[Data records]
◆ ◆ ◆ ◆ ◆
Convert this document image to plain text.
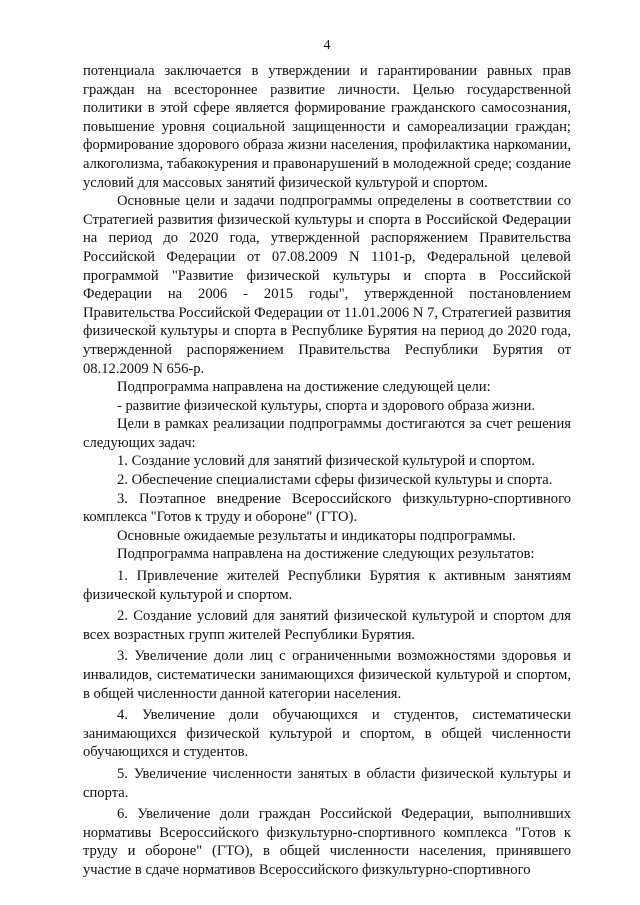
4

потенциала заключается в утверждении и гарантировании равных прав граждан на всестороннее развитие личности. Целью государственной политики в этой сфере является формирование гражданского самосознания, повышение уровня социальной защищенности и самореализации граждан; формирование здорового образа жизни населения, профилактика наркомании, алкоголизма, табакокурения и правонарушений в молодежной среде; создание условий для массовых занятий физической культурой и спортом.

Основные цели и задачи подпрограммы определены в соответствии со Стратегией развития физической культуры и спорта в Российской Федерации на период до 2020 года, утвержденной распоряжением Правительства Российской Федерации от 07.08.2009 N 1101-р, Федеральной целевой программой "Развитие физической культуры и спорта в Российской Федерации на 2006 - 2015 годы", утвержденной постановлением Правительства Российской Федерации от 11.01.2006 N 7, Стратегией развития физической культуры и спорта в Республике Бурятия на период до 2020 года, утвержденной распоряжением Правительства Республики Бурятия от 08.12.2009 N 656-р.

Подпрограмма направлена на достижение следующей цели:

- развитие физической культуры, спорта и здорового образа жизни.

Цели в рамках реализации подпрограммы достигаются за счет решения следующих задач:

1. Создание условий для занятий физической культурой и спортом.

2. Обеспечение специалистами сферы физической культуры и спорта.

3. Поэтапное внедрение Всероссийского физкультурно-спортивного комплекса "Готов к труду и обороне" (ГТО).

Основные ожидаемые результаты и индикаторы подпрограммы.

Подпрограмма направлена на достижение следующих результатов:

1. Привлечение жителей Республики Бурятия к активным занятиям физической культурой и спортом.

2. Создание условий для занятий физической культурой и спортом для всех возрастных групп жителей Республики Бурятия.

3. Увеличение доли лиц с ограниченными возможностями здоровья и инвалидов, систематически занимающихся физической культурой и спортом, в общей численности данной категории населения.

4. Увеличение доли обучающихся и студентов, систематически занимающихся физической культурой и спортом, в общей численности обучающихся и студентов.

5. Увеличение численности занятых в области физической культуры и спорта.

6. Увеличение доли граждан Российской Федерации, выполнивших нормативы Всероссийского физкультурно-спортивного комплекса "Готов к труду и обороне" (ГТО), в общей численности населения, принявшего участие в сдаче нормативов Всероссийского физкультурно-спортивного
◆ ◆ ◆ ◆ ◆
- [Task details]:
Omit pictures; set down the rest of the material word for word.

- [Answer]:
Convert this document image to plain text.
4

потенциала заключается в утверждении и гарантировании равных прав граждан на всестороннее развитие личности. Целью государственной политики в этой сфере является формирование гражданского самосознания, повышение уровня социальной защищенности и самореализации граждан; формирование здорового образа жизни населения, профилактика наркомании, алкоголизма, табакокурения и правонарушений в молодежной среде; создание условий для массовых занятий физической культурой и спортом.

Основные цели и задачи подпрограммы определены в соответствии со Стратегией развития физической культуры и спорта в Российской Федерации на период до 2020 года, утвержденной распоряжением Правительства Российской Федерации от 07.08.2009 N 1101-р, Федеральной целевой программой "Развитие физической культуры и спорта в Российской Федерации на 2006 - 2015 годы", утвержденной постановлением Правительства Российской Федерации от 11.01.2006 N 7, Стратегией развития физической культуры и спорта в Республике Бурятия на период до 2020 года, утвержденной распоряжением Правительства Республики Бурятия от 08.12.2009 N 656-р.

Подпрограмма направлена на достижение следующей цели:

- развитие физической культуры, спорта и здорового образа жизни.

Цели в рамках реализации подпрограммы достигаются за счет решения следующих задач:

1. Создание условий для занятий физической культурой и спортом.

2. Обеспечение специалистами сферы физической культуры и спорта.

3. Поэтапное внедрение Всероссийского физкультурно-спортивного комплекса "Готов к труду и обороне" (ГТО).

Основные ожидаемые результаты и индикаторы подпрограммы.

Подпрограмма направлена на достижение следующих результатов:

1. Привлечение жителей Республики Бурятия к активным занятиям физической культурой и спортом.

2. Создание условий для занятий физической культурой и спортом для всех возрастных групп жителей Республики Бурятия.

3. Увеличение доли лиц с ограниченными возможностями здоровья и инвалидов, систематически занимающихся физической культурой и спортом, в общей численности данной категории населения.

4. Увеличение доли обучающихся и студентов, систематически занимающихся физической культурой и спортом, в общей численности обучающихся и студентов.

5. Увеличение численности занятых в области физической культуры и спорта.

6. Увеличение доли граждан Российской Федерации, выполнивших нормативы Всероссийского физкультурно-спортивного комплекса "Готов к труду и обороне" (ГТО), в общей численности населения, принявшего участие в сдаче нормативов Всероссийского физкультурно-спортивного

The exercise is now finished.